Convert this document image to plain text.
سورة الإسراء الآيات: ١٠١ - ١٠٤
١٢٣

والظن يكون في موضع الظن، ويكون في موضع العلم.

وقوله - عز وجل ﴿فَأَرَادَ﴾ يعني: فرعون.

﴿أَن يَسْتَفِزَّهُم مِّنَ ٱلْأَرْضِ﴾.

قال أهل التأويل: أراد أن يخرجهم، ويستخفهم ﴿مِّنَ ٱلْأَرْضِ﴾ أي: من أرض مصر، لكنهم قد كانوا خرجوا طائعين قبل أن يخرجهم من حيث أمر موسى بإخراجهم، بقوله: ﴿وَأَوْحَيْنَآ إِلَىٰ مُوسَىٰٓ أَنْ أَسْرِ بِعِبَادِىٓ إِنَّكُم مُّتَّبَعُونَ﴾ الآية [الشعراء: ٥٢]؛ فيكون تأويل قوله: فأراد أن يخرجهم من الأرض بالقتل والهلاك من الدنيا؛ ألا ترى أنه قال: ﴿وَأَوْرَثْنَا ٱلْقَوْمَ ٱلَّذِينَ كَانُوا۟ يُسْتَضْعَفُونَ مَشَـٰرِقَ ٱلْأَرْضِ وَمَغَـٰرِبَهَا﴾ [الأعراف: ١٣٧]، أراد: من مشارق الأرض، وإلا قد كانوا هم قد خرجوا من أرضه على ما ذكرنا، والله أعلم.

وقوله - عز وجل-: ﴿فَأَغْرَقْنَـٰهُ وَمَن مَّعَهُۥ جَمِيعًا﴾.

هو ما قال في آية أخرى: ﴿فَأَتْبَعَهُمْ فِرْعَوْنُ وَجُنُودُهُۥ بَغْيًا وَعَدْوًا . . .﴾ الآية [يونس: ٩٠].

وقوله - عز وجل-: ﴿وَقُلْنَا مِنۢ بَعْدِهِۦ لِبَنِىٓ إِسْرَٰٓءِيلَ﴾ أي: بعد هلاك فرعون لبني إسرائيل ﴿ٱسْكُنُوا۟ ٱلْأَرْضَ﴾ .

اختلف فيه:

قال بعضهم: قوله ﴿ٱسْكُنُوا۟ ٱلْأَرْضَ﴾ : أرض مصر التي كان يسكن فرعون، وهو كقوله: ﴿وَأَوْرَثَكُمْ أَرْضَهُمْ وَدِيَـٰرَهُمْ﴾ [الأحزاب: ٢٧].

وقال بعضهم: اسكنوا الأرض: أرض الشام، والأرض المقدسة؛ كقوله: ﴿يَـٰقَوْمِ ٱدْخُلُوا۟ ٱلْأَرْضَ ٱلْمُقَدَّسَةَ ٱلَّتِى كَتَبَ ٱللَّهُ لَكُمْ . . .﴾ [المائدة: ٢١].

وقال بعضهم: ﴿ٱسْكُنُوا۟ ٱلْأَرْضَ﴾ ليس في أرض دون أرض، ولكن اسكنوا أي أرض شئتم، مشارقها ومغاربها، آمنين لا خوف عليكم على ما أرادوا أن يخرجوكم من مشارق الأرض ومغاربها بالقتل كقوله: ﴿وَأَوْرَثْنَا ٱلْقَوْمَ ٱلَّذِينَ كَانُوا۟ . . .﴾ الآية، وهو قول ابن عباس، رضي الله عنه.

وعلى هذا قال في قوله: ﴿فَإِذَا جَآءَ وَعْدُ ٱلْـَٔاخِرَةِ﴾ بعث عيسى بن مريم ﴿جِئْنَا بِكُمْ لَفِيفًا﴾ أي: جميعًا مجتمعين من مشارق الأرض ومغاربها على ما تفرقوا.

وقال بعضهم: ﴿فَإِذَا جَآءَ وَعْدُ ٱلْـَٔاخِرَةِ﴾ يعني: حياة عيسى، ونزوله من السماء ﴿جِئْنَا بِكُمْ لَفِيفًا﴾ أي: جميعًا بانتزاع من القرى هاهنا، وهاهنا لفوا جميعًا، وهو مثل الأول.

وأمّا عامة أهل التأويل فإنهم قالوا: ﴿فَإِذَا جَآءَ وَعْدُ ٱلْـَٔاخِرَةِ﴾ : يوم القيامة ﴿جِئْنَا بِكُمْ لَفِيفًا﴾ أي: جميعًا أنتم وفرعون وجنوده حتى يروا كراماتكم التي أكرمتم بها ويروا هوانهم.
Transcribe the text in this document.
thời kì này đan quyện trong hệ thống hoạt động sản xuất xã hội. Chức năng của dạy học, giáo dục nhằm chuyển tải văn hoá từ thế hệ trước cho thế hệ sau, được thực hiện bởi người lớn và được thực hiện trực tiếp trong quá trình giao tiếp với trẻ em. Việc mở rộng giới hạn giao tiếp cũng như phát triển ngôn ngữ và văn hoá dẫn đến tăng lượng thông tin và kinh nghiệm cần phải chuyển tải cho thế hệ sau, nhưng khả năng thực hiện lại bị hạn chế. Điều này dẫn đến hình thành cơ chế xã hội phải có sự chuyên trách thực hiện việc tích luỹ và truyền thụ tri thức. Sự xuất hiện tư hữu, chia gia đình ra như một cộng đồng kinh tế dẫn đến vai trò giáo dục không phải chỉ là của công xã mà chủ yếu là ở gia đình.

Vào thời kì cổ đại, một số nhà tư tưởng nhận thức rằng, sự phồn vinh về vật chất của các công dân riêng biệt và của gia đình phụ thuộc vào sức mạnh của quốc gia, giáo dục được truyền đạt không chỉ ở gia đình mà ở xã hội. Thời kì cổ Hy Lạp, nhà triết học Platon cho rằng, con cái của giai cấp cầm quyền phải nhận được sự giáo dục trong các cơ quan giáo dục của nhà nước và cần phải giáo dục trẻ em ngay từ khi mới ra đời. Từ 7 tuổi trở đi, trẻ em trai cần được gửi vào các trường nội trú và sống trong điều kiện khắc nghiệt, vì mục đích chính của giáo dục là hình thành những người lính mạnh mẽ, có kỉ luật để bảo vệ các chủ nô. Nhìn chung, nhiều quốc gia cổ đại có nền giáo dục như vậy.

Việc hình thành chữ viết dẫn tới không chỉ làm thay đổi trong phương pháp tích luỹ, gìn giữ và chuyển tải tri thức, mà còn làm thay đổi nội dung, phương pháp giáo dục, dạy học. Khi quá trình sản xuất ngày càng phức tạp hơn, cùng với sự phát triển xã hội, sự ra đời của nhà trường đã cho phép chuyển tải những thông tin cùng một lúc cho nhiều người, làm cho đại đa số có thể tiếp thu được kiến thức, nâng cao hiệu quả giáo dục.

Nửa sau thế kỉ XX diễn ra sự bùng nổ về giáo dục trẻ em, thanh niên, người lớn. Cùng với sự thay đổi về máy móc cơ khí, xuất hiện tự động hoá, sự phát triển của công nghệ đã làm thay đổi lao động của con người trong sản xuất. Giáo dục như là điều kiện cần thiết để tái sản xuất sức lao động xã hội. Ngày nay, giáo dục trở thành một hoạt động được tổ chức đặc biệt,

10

::::

Gather each line in the entries above where the string "اسكنوا" is found.

### EXERCISE ANSWER
وقال بعضهم: اسكنوا الأرض: أرض الشام، والأرض المقدسة؛ كقوله: ﴿يَـٰقَوْمِ ٱدْخُلُوا۟ ٱلْأَرْضَ ٱلْمُقَدَّسَةَ ٱلَّتِى كَتَبَ ٱللَّهُ لَكُمْ . . .﴾ [المائدة: ٢١].
وقال بعضهم: ﴿ٱسْكُنُوا۟ ٱلْأَرْضَ﴾ ليس في أرض دون أرض، ولكن اسكنوا أي أرض شئتم، مشارقها ومغاربها، آمنين لا خوف عليكم على ما أرادوا أن يخرجوكم من مشارق الأرض ومغاربها بالقتل كقوله: ﴿وَأَوْرَثْنَا ٱلْقَوْمَ ٱلَّذِينَ كَانُوا۟ . . .﴾ الآية، وهو قول ابن عباس، رضي الله عنه.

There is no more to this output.